**Extract provided:**
-- START --

If you take the time to read the introduction, you'll learn that the designs are based on tradtional motifs that Susan has transformed, making the original base design almost unrecognizable. You'll also learn that many of the patterns are named after the author's chemotherapy nurses; what Susan doesn't say is that many of the items pictured in the book were knit by the author during her chemotherapy sessions (you'll have to read the "acknowledgments" in the back. Another interesting fact hidden in the back of the book: the designs in this book were inspired by the bird carvings of her late father, Don Anderson. How much would I love to see these original carvings?!

This prompted me to seek out Susan's other work. Turns out she her first book, Colorwork Creations, also features some colorwork stunners (perhaps also based on her late father's carvings?). It's now on my wish list! In my stalking research, I also learned that Susan is semi-local (residing in central Illinois) and has given workshops in Illinois, Wisconsin and Minnesota. Here's hoping she has a speedy recovery and is up for teaching more classes in-state, because I'd love to sign up!

Click here to purchase Nordic Knitting Traditions on Amazon!

Friday, October 26, 2012

FO Friday: Mushin Cowl & Darn-a-thon Update!

Three days after I started it, the Mushin Cowl was finished - it took me longer to get around to photographing and blogging about it than the actual crocheting! I became completely addicted to this pattern, which was easy to memorize and absolutely perfect for the yarn, Malabrigo Arroyo in Escorias. I'm not sure if I mentioned it before, but the Mushin Cowl is available as a free download on Ravelry.

-- END --

**The tasks:**
a) In the knitting blog post, which yarn was used for the Mushin Cowl?
b) Carry the knitting blog post forward from its final sentence.
The items after this point are separate material, unconnected to the knitting blog post.

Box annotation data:

-- START --

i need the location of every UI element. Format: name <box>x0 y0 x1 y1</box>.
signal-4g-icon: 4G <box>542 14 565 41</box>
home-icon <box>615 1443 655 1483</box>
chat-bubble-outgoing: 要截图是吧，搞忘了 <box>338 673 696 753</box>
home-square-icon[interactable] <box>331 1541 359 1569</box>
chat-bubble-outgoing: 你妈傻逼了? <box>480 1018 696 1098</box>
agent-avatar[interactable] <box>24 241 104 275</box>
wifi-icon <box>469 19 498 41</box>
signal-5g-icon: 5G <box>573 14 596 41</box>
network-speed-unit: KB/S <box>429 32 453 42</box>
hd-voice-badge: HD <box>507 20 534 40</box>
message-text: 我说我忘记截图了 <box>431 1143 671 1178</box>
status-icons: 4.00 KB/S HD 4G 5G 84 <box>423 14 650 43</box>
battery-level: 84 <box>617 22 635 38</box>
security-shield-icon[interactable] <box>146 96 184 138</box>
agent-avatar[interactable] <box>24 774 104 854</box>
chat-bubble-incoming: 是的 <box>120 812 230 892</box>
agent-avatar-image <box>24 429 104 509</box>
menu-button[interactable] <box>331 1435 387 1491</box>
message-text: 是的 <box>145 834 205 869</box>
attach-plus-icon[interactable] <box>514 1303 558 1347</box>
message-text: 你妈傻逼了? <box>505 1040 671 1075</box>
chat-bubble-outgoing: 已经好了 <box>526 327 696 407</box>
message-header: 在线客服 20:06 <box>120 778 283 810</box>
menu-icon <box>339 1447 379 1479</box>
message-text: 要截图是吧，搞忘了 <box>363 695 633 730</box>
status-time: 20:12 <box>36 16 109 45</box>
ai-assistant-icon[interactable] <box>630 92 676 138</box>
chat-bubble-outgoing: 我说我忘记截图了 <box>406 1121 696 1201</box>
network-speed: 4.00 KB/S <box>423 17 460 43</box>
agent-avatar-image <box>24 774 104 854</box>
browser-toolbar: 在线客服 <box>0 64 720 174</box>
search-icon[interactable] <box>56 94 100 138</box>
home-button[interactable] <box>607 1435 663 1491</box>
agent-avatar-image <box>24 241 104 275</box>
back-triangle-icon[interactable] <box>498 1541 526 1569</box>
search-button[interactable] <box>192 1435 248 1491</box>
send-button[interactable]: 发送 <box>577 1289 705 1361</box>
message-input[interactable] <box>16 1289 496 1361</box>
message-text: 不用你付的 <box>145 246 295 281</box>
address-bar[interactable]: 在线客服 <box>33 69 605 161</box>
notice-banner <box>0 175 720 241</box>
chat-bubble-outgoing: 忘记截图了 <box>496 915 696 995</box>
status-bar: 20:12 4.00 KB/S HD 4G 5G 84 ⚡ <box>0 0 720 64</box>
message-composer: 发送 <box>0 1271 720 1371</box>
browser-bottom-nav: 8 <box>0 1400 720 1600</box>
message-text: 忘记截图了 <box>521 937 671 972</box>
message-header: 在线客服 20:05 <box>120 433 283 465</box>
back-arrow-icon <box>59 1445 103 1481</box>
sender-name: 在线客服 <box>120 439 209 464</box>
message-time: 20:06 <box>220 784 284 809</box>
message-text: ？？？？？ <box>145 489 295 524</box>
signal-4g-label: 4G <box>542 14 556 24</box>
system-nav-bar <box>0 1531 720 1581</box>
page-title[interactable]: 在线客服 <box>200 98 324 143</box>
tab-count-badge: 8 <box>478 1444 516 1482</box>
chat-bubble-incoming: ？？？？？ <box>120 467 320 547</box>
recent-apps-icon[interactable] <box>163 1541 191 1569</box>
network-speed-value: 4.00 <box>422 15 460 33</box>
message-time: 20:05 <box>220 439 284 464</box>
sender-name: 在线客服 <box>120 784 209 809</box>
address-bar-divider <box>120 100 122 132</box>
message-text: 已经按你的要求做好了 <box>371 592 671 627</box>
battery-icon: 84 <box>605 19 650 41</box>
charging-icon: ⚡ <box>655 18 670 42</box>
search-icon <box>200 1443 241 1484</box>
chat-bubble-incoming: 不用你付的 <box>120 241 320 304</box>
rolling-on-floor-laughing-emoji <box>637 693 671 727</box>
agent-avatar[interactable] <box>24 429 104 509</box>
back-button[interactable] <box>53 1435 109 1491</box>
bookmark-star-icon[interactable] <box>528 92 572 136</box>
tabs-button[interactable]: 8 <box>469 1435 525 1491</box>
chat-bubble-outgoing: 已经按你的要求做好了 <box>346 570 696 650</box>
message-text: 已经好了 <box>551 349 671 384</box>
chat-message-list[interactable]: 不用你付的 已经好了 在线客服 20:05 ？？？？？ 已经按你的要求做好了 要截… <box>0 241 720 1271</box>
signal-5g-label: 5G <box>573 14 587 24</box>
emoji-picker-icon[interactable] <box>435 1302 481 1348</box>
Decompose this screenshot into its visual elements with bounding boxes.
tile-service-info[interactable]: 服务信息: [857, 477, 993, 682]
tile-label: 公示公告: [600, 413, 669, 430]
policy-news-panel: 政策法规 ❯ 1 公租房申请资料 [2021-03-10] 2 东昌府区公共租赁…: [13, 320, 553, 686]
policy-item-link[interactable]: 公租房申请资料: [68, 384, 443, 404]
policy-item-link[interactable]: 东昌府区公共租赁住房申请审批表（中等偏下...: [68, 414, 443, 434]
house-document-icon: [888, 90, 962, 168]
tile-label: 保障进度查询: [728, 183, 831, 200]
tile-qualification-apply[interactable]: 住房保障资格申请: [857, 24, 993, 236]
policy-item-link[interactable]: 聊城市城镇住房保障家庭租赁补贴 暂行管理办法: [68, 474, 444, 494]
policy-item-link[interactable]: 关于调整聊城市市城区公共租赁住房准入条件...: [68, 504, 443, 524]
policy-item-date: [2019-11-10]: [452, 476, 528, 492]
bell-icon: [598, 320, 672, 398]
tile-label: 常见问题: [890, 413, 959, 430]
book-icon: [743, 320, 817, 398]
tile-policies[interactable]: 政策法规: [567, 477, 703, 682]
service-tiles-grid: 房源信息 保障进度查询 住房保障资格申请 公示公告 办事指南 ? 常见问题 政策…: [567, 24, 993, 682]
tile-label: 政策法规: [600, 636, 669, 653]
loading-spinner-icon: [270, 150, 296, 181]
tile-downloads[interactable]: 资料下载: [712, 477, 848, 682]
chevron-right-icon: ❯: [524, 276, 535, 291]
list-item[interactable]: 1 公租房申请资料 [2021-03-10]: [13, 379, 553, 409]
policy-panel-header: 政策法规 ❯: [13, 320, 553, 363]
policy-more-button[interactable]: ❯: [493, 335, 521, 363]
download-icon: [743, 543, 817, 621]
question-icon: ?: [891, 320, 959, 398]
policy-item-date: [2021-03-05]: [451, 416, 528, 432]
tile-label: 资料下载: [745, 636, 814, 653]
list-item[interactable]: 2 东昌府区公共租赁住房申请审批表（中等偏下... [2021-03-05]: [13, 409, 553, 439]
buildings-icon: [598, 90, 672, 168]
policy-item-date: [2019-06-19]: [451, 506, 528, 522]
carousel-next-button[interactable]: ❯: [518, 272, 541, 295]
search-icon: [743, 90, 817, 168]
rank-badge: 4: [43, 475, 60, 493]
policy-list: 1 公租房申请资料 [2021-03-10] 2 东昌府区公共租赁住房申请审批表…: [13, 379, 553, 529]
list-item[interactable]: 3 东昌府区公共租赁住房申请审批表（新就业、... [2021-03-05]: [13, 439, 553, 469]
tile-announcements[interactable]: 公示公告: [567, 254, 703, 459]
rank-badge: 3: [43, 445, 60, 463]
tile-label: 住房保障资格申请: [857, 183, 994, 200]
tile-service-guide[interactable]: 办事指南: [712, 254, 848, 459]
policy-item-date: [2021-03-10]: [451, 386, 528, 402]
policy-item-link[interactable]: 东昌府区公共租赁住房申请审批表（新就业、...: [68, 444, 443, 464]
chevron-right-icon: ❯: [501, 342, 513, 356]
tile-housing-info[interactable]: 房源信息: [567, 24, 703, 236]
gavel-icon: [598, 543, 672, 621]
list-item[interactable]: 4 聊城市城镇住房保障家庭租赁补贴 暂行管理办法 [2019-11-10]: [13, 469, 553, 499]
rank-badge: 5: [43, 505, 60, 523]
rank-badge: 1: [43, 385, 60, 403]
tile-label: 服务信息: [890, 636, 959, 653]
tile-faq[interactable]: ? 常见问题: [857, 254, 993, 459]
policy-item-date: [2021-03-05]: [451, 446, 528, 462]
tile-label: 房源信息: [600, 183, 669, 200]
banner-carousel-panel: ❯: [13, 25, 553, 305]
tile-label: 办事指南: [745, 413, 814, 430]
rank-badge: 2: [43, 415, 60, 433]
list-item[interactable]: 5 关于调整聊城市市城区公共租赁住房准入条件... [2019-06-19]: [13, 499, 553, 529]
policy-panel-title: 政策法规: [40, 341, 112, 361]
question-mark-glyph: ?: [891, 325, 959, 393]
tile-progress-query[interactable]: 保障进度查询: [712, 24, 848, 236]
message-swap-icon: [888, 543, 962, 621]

-- END --

**Task-by-task results:**
a) Malabrigo Arroyo in Escorias.

b)
I find it surprising that I'm only the seventh person to make this pattern; it never ceases to amaze me how some patterns catch on and have thousands of WIPs and FOs, while other designs that are just as awesome (sometimes more so) remain in obscurity. It looks likes this pattern came out this year, so there's still time for it to be discovered! If you're new to crochet like me, this is the perfect project to build your skills while making something pretty. I highly recommend giving it a try!

Darn-A-Thon Update: My BMFA Socks that Rock are back in business! There was a small hole on the bottom of the heel on one sock, taking them out of commission. They'd been in the "fix me/ignore me" pile for well over a year, which is a shame because these were one of my favorite pairs of socks to wear.

I think Tyler bought me the yarn for my birthday one year; at the time, I think the Raven Clan series of colorways had just come out. Clearly, murky tones are a favorite of mine, if this blog post is any indication! These socks were knit in 2008 using the Oriel Lace pattern from Charlene Schurch's Sensational Knitted Socks. They were my first-ever successful toe-up socks and I'm really excited have them back in the sock-wearing rotation this season!

Also revived this past weekend was my Tea Leaves Cardigan, which needed new buttons and a nice shave since finishing it in 2010. Now it's good as new!

Wednesday, October 24, 2012

WIP Wednesday

Even though this week has been busy with work and preparation for VK Live! this weekend, I've still been finding time to knit (is anyone surprised?). I've made considerable progress on my Malabrigo baby blanket. Of course, since it's just an endlessly-repeating pattern, it's not super interesting to see progress shots...unless there is a cute kitty in said photo, right?

I also started a project that has been in my queue for a while now, Marly Bird's Gradient Serendipity Shawl. I'm using the Himalayan Trail I bought from Bijou Basin Ranch at the Wisconsin Sheep & Wool Festival back in September, rather than the Lhasa Wilderness used in the pattern. I love the other projects I've made with Lhasa Wilderness - Narwhal Mittens and the Union Long Beanie - but wanted to try something new. Plus, I love the natural brown color, and it's soooo soft.

It's knitting up quite nicely; the cast-on is the hardest part (336 stitches!). Once you work through the first few rows with an easy lace pattern, you switch to garter stitch and work back and forth in short rows. Easy peasy and fun to knit!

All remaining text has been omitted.